**DIRECTIVE**
Your task is to gather the lines below that hold the string "displayed".
---------- RAW RECORDS
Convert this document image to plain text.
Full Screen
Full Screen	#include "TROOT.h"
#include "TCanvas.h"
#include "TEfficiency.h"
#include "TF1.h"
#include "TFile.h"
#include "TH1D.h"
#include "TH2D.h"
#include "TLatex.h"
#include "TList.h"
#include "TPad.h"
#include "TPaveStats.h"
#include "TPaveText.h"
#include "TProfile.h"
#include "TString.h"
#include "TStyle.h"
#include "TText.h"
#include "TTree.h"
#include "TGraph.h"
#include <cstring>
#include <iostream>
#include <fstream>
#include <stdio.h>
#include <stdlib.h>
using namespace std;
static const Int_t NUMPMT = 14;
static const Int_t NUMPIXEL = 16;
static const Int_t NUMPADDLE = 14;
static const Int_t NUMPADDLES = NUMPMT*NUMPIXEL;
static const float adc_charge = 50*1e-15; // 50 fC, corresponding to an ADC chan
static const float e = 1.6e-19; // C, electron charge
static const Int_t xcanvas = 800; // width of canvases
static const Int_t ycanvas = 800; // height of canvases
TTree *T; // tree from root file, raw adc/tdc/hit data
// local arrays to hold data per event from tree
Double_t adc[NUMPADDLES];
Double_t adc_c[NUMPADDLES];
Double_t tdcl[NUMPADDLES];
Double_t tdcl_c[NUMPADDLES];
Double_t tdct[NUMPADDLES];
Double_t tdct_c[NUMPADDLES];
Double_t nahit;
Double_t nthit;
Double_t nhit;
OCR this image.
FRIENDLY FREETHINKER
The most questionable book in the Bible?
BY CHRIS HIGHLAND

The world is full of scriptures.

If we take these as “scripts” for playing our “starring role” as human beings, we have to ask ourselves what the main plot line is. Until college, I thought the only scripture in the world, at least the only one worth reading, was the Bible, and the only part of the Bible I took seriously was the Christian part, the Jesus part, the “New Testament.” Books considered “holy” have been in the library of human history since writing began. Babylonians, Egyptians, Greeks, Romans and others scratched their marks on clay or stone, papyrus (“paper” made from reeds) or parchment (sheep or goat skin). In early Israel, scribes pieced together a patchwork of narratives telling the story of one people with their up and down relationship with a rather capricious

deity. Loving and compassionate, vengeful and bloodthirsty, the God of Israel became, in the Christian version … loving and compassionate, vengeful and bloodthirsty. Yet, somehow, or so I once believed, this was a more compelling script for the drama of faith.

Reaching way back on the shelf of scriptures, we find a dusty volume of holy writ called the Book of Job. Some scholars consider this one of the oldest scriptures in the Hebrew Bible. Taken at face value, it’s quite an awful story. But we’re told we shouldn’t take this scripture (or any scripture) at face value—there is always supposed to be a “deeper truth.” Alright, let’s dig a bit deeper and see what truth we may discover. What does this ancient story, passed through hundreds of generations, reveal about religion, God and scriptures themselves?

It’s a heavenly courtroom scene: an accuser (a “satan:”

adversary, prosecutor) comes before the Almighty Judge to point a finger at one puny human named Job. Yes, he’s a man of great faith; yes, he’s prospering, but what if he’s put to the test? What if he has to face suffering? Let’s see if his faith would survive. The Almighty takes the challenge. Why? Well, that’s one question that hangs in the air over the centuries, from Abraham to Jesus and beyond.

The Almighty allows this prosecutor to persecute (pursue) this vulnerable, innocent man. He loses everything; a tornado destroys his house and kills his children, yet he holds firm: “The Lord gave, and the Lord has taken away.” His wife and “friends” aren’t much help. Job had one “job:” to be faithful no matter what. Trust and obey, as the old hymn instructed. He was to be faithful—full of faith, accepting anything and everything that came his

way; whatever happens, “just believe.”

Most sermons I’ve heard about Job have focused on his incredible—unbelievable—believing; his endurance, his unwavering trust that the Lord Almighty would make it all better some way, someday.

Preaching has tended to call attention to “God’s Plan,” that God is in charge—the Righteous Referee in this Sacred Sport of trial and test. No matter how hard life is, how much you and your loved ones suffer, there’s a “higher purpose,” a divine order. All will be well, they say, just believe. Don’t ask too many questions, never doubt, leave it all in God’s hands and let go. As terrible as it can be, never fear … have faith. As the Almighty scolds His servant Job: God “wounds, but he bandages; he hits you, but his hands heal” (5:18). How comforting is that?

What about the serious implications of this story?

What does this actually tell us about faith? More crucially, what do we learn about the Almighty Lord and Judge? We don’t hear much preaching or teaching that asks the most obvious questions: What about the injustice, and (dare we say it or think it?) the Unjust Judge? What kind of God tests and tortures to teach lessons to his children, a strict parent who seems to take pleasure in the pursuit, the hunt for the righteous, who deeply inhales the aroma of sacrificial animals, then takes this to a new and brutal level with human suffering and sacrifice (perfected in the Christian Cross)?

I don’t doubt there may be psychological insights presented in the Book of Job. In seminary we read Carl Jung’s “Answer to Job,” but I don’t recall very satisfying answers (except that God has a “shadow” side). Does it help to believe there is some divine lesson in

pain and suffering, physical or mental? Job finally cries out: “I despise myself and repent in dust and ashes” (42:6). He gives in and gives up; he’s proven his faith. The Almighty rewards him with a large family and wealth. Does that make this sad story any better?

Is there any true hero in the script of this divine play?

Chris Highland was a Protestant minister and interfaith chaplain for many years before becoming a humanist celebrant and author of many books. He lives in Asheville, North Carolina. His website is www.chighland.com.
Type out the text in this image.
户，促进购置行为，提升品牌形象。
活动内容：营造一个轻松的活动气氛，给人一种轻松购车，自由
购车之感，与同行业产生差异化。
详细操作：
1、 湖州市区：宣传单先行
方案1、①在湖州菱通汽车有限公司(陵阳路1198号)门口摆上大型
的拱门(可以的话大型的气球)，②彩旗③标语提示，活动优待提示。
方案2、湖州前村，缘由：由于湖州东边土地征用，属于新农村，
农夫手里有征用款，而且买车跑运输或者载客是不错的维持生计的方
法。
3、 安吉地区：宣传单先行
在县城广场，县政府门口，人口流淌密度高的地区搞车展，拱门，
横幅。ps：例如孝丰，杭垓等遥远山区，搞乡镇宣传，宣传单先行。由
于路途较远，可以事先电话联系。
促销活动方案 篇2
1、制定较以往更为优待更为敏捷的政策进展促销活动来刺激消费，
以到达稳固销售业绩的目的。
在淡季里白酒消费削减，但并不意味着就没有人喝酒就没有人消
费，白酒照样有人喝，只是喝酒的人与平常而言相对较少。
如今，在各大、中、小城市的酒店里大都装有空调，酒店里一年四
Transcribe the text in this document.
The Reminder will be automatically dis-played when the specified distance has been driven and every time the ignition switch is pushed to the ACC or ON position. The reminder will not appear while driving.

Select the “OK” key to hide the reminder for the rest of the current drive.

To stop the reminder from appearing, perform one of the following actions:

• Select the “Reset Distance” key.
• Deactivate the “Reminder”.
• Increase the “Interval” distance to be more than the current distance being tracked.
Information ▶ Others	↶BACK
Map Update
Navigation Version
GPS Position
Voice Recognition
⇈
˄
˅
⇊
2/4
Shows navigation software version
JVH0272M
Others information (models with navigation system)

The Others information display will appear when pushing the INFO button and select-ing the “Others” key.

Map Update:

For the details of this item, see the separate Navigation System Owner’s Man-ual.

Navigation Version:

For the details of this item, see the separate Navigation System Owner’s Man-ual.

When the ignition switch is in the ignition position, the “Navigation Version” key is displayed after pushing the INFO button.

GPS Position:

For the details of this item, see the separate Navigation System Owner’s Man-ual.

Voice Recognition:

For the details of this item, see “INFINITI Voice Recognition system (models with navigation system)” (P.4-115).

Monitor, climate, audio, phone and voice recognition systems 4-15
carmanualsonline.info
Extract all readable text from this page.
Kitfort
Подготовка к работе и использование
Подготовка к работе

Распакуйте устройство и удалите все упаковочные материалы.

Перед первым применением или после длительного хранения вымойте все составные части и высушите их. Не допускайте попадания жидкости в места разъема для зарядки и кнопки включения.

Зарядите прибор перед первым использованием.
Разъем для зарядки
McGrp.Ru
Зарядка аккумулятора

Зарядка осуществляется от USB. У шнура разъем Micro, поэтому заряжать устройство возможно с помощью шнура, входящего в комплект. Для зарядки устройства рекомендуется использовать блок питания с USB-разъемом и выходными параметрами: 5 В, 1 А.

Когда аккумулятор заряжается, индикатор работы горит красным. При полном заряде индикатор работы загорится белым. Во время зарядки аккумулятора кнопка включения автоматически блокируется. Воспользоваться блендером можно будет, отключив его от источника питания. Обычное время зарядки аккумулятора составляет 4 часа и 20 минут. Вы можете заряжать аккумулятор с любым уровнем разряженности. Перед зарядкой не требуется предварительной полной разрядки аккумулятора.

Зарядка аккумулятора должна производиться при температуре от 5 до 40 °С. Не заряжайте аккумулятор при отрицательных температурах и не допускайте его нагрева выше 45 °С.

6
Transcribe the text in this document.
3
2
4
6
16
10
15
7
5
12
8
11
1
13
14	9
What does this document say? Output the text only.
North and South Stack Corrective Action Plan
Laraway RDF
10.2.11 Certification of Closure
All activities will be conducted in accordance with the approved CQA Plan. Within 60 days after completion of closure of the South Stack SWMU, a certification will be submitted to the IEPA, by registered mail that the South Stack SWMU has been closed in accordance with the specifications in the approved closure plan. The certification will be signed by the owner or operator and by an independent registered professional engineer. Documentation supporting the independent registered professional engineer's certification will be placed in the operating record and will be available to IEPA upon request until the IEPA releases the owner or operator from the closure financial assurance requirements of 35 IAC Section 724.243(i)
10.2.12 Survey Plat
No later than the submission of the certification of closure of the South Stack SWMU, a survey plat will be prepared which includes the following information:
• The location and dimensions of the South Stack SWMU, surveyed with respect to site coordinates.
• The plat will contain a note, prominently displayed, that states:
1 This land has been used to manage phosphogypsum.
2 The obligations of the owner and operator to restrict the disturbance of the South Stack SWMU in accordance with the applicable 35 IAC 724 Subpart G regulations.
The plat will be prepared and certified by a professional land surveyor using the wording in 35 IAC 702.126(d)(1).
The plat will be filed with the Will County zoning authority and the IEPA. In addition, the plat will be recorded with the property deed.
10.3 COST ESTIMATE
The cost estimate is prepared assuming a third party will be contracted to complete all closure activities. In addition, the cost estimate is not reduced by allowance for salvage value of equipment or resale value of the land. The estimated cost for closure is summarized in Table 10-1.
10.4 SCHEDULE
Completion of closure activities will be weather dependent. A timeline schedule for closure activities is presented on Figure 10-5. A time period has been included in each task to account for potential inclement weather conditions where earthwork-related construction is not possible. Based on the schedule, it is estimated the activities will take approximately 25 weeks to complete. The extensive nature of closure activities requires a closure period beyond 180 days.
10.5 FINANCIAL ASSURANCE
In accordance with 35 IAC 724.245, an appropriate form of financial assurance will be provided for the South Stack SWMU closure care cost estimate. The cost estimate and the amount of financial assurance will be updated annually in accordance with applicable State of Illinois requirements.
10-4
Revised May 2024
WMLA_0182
--------------------
**WRITTEN REPLY**
When the ignition switch is in the ignition position, the “Navigation Version” key is displayed after pushing the INFO button.
• The plat will contain a note, prominently displayed, that states:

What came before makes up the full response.